→ Problem to work on:
Gather all lines in the entries that include the word "hygiene".

→ Data rows:
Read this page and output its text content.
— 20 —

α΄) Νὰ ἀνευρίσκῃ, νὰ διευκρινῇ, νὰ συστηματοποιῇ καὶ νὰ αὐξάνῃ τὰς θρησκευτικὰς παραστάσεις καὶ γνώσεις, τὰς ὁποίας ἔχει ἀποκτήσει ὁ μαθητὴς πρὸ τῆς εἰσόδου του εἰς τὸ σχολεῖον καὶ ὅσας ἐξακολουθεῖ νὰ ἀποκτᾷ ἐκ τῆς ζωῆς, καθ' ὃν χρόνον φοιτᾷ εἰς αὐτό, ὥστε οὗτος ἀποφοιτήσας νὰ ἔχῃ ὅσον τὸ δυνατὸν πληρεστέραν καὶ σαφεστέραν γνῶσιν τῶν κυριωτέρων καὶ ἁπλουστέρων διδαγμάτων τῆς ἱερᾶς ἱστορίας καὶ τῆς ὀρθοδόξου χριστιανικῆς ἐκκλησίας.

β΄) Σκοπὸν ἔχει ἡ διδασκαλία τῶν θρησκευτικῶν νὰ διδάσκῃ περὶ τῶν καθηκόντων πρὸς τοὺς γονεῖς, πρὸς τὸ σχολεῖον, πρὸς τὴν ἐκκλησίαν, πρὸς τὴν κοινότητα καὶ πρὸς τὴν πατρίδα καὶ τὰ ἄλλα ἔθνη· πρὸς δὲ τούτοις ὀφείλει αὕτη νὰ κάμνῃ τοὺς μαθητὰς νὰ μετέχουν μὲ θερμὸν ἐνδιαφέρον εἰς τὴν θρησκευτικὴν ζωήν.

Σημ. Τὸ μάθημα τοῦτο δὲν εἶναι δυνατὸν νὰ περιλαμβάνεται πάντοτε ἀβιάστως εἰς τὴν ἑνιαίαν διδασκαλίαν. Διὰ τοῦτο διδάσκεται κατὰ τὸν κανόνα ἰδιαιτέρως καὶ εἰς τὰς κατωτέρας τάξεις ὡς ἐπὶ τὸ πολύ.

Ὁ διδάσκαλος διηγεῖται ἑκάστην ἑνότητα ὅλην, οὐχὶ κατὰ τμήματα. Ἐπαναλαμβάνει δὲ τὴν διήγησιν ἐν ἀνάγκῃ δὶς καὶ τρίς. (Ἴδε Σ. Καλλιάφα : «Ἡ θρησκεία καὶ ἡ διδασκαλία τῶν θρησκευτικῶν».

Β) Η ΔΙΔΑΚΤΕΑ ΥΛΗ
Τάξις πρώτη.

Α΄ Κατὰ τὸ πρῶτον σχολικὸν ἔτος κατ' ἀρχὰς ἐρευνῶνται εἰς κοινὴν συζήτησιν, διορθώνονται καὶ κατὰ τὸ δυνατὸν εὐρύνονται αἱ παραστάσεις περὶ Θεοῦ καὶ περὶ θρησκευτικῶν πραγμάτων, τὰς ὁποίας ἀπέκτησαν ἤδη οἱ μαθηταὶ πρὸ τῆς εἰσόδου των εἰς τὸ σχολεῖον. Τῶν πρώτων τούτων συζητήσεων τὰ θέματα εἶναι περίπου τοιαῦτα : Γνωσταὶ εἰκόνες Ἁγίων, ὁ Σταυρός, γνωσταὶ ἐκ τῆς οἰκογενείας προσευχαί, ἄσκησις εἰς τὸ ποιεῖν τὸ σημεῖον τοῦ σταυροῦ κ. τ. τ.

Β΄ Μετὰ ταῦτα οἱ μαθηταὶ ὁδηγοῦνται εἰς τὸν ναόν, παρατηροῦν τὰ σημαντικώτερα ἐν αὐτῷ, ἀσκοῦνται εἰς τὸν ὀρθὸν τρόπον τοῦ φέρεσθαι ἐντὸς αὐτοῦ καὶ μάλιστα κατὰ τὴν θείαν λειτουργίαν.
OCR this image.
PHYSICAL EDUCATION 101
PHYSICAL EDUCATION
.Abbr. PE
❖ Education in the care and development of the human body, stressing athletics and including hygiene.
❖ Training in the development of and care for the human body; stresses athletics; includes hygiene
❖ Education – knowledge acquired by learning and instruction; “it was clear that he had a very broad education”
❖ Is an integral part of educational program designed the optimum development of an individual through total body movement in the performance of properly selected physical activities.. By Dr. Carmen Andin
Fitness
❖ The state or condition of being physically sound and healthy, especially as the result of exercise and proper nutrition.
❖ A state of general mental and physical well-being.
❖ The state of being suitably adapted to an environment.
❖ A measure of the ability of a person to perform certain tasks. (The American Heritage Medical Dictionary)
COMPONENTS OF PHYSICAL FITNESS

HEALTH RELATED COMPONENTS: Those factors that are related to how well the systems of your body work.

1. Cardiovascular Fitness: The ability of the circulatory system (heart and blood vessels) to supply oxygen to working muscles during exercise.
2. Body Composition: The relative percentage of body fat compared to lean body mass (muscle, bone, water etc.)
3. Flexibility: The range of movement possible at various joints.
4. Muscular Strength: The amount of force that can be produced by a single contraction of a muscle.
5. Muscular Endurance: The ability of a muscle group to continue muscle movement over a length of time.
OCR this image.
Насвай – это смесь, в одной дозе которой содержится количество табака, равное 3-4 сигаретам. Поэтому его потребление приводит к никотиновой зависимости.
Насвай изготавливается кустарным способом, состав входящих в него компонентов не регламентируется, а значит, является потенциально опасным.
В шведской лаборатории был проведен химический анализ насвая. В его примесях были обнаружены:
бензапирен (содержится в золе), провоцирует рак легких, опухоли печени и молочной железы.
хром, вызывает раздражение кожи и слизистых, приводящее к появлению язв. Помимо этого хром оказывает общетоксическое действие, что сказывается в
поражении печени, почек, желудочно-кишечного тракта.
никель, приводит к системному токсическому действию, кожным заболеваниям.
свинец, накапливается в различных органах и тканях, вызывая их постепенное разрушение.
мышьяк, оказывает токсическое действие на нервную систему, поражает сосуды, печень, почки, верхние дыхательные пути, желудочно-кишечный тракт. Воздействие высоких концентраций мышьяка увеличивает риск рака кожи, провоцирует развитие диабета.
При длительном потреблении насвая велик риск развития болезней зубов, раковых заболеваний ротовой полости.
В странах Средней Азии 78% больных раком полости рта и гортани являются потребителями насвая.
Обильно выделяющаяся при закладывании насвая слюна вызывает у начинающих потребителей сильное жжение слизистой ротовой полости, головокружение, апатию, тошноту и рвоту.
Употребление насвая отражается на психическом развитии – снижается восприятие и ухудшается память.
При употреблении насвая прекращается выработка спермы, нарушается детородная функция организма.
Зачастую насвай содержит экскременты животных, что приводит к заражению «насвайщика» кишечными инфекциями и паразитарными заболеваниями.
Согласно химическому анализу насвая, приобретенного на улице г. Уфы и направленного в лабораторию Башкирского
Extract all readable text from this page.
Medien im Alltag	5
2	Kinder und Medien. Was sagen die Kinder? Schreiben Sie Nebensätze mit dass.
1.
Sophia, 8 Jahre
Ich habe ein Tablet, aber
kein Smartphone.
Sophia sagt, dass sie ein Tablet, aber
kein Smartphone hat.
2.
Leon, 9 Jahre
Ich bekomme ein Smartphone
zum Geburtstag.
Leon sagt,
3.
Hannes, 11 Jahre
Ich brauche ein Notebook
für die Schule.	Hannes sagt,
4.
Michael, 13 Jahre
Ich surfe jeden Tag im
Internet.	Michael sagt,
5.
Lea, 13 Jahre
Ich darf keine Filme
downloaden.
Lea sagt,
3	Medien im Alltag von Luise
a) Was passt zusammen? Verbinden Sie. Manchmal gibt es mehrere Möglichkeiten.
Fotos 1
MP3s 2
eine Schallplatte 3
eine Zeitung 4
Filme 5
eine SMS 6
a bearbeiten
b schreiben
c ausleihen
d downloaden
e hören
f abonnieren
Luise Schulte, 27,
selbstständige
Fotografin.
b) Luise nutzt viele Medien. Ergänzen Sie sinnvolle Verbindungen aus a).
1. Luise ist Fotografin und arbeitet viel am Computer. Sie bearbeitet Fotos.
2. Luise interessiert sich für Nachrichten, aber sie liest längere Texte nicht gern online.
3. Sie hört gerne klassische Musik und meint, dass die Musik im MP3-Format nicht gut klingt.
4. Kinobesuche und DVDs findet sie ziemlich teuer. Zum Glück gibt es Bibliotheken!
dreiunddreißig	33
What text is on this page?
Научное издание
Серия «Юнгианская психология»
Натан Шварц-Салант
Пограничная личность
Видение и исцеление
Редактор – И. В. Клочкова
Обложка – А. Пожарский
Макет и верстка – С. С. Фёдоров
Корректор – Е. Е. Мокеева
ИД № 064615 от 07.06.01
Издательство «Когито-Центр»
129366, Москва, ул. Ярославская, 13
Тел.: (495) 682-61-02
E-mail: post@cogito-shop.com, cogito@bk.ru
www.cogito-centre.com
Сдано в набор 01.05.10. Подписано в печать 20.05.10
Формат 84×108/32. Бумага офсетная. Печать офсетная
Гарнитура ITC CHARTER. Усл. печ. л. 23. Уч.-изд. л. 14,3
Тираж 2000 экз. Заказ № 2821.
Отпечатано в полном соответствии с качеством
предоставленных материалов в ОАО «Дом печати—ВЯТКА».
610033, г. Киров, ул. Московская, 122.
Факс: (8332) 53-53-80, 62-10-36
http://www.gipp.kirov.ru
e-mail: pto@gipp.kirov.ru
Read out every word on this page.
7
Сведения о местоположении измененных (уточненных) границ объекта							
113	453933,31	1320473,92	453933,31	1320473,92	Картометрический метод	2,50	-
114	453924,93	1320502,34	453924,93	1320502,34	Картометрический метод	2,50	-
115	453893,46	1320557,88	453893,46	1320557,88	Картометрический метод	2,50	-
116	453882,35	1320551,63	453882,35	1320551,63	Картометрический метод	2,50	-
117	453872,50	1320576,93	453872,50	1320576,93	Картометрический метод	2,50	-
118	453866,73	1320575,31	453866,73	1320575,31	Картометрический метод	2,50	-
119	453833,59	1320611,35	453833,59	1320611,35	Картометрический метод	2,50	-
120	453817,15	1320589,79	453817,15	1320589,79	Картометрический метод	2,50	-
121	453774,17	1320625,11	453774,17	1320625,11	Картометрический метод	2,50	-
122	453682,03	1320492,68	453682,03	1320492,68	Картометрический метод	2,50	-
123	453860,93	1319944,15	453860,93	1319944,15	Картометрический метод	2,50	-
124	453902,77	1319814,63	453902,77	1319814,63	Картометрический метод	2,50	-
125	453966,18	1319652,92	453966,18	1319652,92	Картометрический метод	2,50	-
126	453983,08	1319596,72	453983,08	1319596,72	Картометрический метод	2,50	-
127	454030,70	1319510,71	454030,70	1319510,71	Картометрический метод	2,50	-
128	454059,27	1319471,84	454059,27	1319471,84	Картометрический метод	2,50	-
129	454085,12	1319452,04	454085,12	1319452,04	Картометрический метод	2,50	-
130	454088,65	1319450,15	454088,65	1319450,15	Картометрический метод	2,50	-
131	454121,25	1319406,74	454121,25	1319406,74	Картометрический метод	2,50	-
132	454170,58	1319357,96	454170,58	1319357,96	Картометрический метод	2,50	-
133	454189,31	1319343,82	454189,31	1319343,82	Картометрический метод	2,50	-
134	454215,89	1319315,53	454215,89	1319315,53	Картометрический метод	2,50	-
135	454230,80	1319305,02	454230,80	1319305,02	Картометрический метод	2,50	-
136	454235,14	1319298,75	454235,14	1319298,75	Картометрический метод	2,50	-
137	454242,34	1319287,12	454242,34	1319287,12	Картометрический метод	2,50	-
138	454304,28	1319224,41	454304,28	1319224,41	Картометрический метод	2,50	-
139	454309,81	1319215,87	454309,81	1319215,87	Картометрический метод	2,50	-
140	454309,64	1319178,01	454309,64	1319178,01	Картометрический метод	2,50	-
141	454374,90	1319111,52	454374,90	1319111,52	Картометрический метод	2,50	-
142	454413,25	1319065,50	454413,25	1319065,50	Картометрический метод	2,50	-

→ Written solution:
❖ Education in the care and development of the human body, stressing athletics and including hygiene.
❖ Training in the development of and care for the human body; stresses athletics; includes hygiene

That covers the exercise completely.